Collected data:
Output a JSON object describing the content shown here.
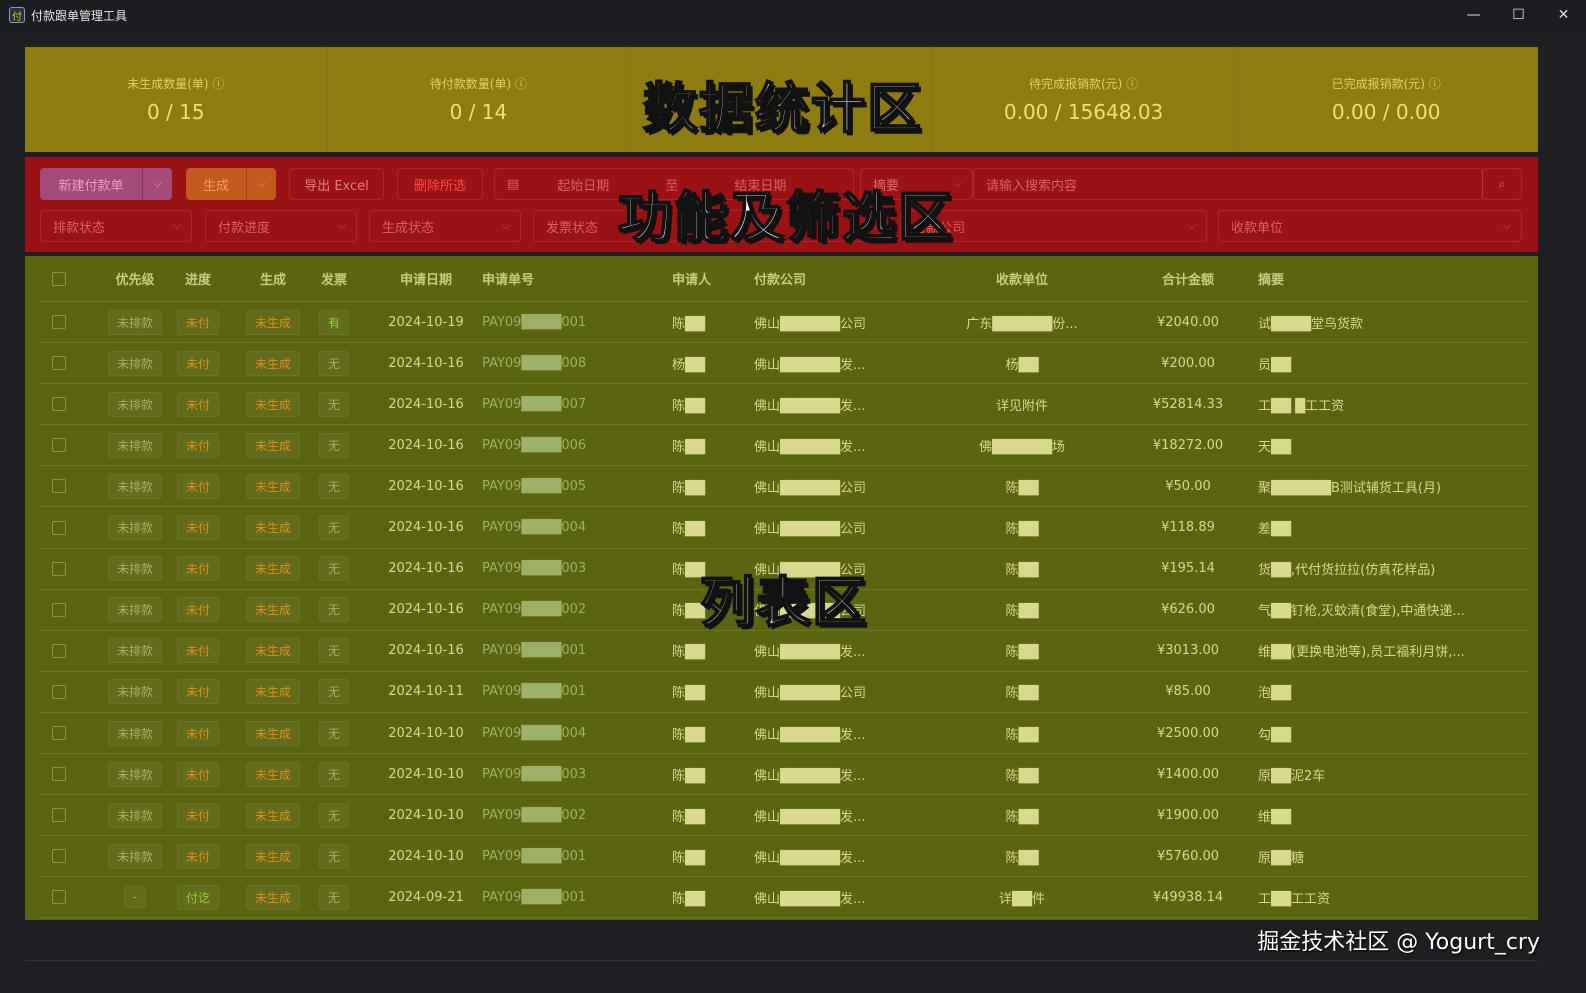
{
  "window": {
    "title": "付款跟单管理工具",
    "icon": "付",
    "controls": [
      "—",
      "☐",
      "✕"
    ]
  },
  "overlays": {
    "stats": "数据统计区",
    "filters": "功能及筛选区",
    "list": "列表区"
  },
  "stats": [
    {
      "label": "未生成数量(单)",
      "value": "0 / 15"
    },
    {
      "label": "待付款数量(单)",
      "value": "0 / 14"
    },
    {
      "label": "",
      "value": ""
    },
    {
      "label": "待完成报销款(元)",
      "value": "0.00 / 15648.03"
    },
    {
      "label": "已完成报销款(元)",
      "value": "0.00 / 0.00"
    }
  ],
  "toolbar": {
    "new_label": "新建付款单",
    "gen_label": "生成",
    "export_label": "导出 Excel",
    "delete_label": "删除所选",
    "start_date": "起始日期",
    "to": "至",
    "end_date": "结束日期",
    "search_field": "摘要",
    "search_placeholder": "请输入搜索内容"
  },
  "filters": {
    "schedule": "排款状态",
    "progress": "付款进度",
    "gen_status": "生成状态",
    "invoice": "发票状态",
    "company": "付款公司",
    "payee": "收款单位"
  },
  "table": {
    "headers": [
      "优先级",
      "进度",
      "生成",
      "发票",
      "申请日期",
      "申请单号",
      "申请人",
      "付款公司",
      "收款单位",
      "合计金额",
      "摘要"
    ],
    "rows": [
      [
        "未排款",
        "未付",
        "未生成",
        "有",
        "2024-10-19",
        "PAY09████001",
        "陈██",
        "佛山██████公司",
        "广东██████份...",
        "¥2040.00",
        "试████堂鸟货款"
      ],
      [
        "未排款",
        "未付",
        "未生成",
        "无",
        "2024-10-16",
        "PAY09████008",
        "杨██",
        "佛山██████发...",
        "杨██",
        "¥200.00",
        "员██"
      ],
      [
        "未排款",
        "未付",
        "未生成",
        "无",
        "2024-10-16",
        "PAY09████007",
        "陈██",
        "佛山██████发...",
        "详见附件",
        "¥52814.33",
        "工██  █工工资"
      ],
      [
        "未排款",
        "未付",
        "未生成",
        "无",
        "2024-10-16",
        "PAY09████006",
        "陈██",
        "佛山██████发...",
        "佛██████场",
        "¥18272.00",
        "天██"
      ],
      [
        "未排款",
        "未付",
        "未生成",
        "无",
        "2024-10-16",
        "PAY09████005",
        "陈██",
        "佛山██████公司",
        "陈██",
        "¥50.00",
        "聚██████B测试辅货工具(月)"
      ],
      [
        "未排款",
        "未付",
        "未生成",
        "无",
        "2024-10-16",
        "PAY09████004",
        "陈██",
        "佛山██████公司",
        "陈██",
        "¥118.89",
        "差██"
      ],
      [
        "未排款",
        "未付",
        "未生成",
        "无",
        "2024-10-16",
        "PAY09████003",
        "陈██",
        "佛山██████公司",
        "陈██",
        "¥195.14",
        "货██,代付货拉拉(仿真花样品)"
      ],
      [
        "未排款",
        "未付",
        "未生成",
        "无",
        "2024-10-16",
        "PAY09████002",
        "陈██",
        "佛山██████公司",
        "陈██",
        "¥626.00",
        "气██钉枪,灭蚊清(食堂),中通快递..."
      ],
      [
        "未排款",
        "未付",
        "未生成",
        "无",
        "2024-10-16",
        "PAY09████001",
        "陈██",
        "佛山██████发...",
        "陈██",
        "¥3013.00",
        "维██(更换电池等),员工福利月饼,..."
      ],
      [
        "未排款",
        "未付",
        "未生成",
        "无",
        "2024-10-11",
        "PAY09████001",
        "陈██",
        "佛山██████公司",
        "陈██",
        "¥85.00",
        "泡██"
      ],
      [
        "未排款",
        "未付",
        "未生成",
        "无",
        "2024-10-10",
        "PAY09████004",
        "陈██",
        "佛山██████发...",
        "陈██",
        "¥2500.00",
        "勾██"
      ],
      [
        "未排款",
        "未付",
        "未生成",
        "无",
        "2024-10-10",
        "PAY09████003",
        "陈██",
        "佛山██████发...",
        "陈██",
        "¥1400.00",
        "原██泥2车"
      ],
      [
        "未排款",
        "未付",
        "未生成",
        "无",
        "2024-10-10",
        "PAY09████002",
        "陈██",
        "佛山██████发...",
        "陈██",
        "¥1900.00",
        "维██"
      ],
      [
        "未排款",
        "未付",
        "未生成",
        "无",
        "2024-10-10",
        "PAY09████001",
        "陈██",
        "佛山██████发...",
        "陈██",
        "¥5760.00",
        "原██糖"
      ],
      [
        "-",
        "付讫",
        "未生成",
        "无",
        "2024-09-21",
        "PAY09████001",
        "陈██",
        "佛山██████发...",
        "详██件",
        "¥49938.14",
        "工██工工资"
      ]
    ]
  },
  "watermark": "掘金技术社区 @ Yogurt_cry"
}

• Exercise brief
From the data above, write out everything exactly except the pictures.

• Result
Output a JSON object describing the content shown here.
{
  "window": {
    "title": "付款跟单管理工具",
    "icon": "付",
    "controls": [
      "—",
      "☐",
      "✕"
    ]
  },
  "overlays": {
    "stats": "数据统计区",
    "filters": "功能及筛选区",
    "list": "列表区"
  },
  "stats": [
    {
      "label": "未生成数量(单)",
      "value": "0 / 15"
    },
    {
      "label": "待付款数量(单)",
      "value": "0 / 14"
    },
    {
      "label": "",
      "value": ""
    },
    {
      "label": "待完成报销款(元)",
      "value": "0.00 / 15648.03"
    },
    {
      "label": "已完成报销款(元)",
      "value": "0.00 / 0.00"
    }
  ],
  "toolbar": {
    "new_label": "新建付款单",
    "gen_label": "生成",
    "export_label": "导出 Excel",
    "delete_label": "删除所选",
    "start_date": "起始日期",
    "to": "至",
    "end_date": "结束日期",
    "search_field": "摘要",
    "search_placeholder": "请输入搜索内容"
  },
  "filters": {
    "schedule": "排款状态",
    "progress": "付款进度",
    "gen_status": "生成状态",
    "invoice": "发票状态",
    "company": "付款公司",
    "payee": "收款单位"
  },
  "table": {
    "headers": [
      "优先级",
      "进度",
      "生成",
      "发票",
      "申请日期",
      "申请单号",
      "申请人",
      "付款公司",
      "收款单位",
      "合计金额",
      "摘要"
    ],
    "rows": [
      [
        "未排款",
        "未付",
        "未生成",
        "有",
        "2024-10-19",
        "PAY09████001",
        "陈██",
        "佛山██████公司",
        "广东██████份...",
        "¥2040.00",
        "试████堂鸟货款"
      ],
      [
        "未排款",
        "未付",
        "未生成",
        "无",
        "2024-10-16",
        "PAY09████008",
        "杨██",
        "佛山██████发...",
        "杨██",
        "¥200.00",
        "员██"
      ],
      [
        "未排款",
        "未付",
        "未生成",
        "无",
        "2024-10-16",
        "PAY09████007",
        "陈██",
        "佛山██████发...",
        "详见附件",
        "¥52814.33",
        "工██  █工工资"
      ],
      [
        "未排款",
        "未付",
        "未生成",
        "无",
        "2024-10-16",
        "PAY09████006",
        "陈██",
        "佛山██████发...",
        "佛██████场",
        "¥18272.00",
        "天██"
      ],
      [
        "未排款",
        "未付",
        "未生成",
        "无",
        "2024-10-16",
        "PAY09████005",
        "陈██",
        "佛山██████公司",
        "陈██",
        "¥50.00",
        "聚██████B测试辅货工具(月)"
      ],
      [
        "未排款",
        "未付",
        "未生成",
        "无",
        "2024-10-16",
        "PAY09████004",
        "陈██",
        "佛山██████公司",
        "陈██",
        "¥118.89",
        "差██"
      ],
      [
        "未排款",
        "未付",
        "未生成",
        "无",
        "2024-10-16",
        "PAY09████003",
        "陈██",
        "佛山██████公司",
        "陈██",
        "¥195.14",
        "货██,代付货拉拉(仿真花样品)"
      ],
      [
        "未排款",
        "未付",
        "未生成",
        "无",
        "2024-10-16",
        "PAY09████002",
        "陈██",
        "佛山██████公司",
        "陈██",
        "¥626.00",
        "气██钉枪,灭蚊清(食堂),中通快递..."
      ],
      [
        "未排款",
        "未付",
        "未生成",
        "无",
        "2024-10-16",
        "PAY09████001",
        "陈██",
        "佛山██████发...",
        "陈██",
        "¥3013.00",
        "维██(更换电池等),员工福利月饼,..."
      ],
      [
        "未排款",
        "未付",
        "未生成",
        "无",
        "2024-10-11",
        "PAY09████001",
        "陈██",
        "佛山██████公司",
        "陈██",
        "¥85.00",
        "泡██"
      ],
      [
        "未排款",
        "未付",
        "未生成",
        "无",
        "2024-10-10",
        "PAY09████004",
        "陈██",
        "佛山██████发...",
        "陈██",
        "¥2500.00",
        "勾██"
      ],
      [
        "未排款",
        "未付",
        "未生成",
        "无",
        "2024-10-10",
        "PAY09████003",
        "陈██",
        "佛山██████发...",
        "陈██",
        "¥1400.00",
        "原██泥2车"
      ],
      [
        "未排款",
        "未付",
        "未生成",
        "无",
        "2024-10-10",
        "PAY09████002",
        "陈██",
        "佛山██████发...",
        "陈██",
        "¥1900.00",
        "维██"
      ],
      [
        "未排款",
        "未付",
        "未生成",
        "无",
        "2024-10-10",
        "PAY09████001",
        "陈██",
        "佛山██████发...",
        "陈██",
        "¥5760.00",
        "原██糖"
      ],
      [
        "-",
        "付讫",
        "未生成",
        "无",
        "2024-09-21",
        "PAY09████001",
        "陈██",
        "佛山██████发...",
        "详██件",
        "¥49938.14",
        "工██工工资"
      ]
    ]
  },
  "watermark": "掘金技术社区 @ Yogurt_cry"
}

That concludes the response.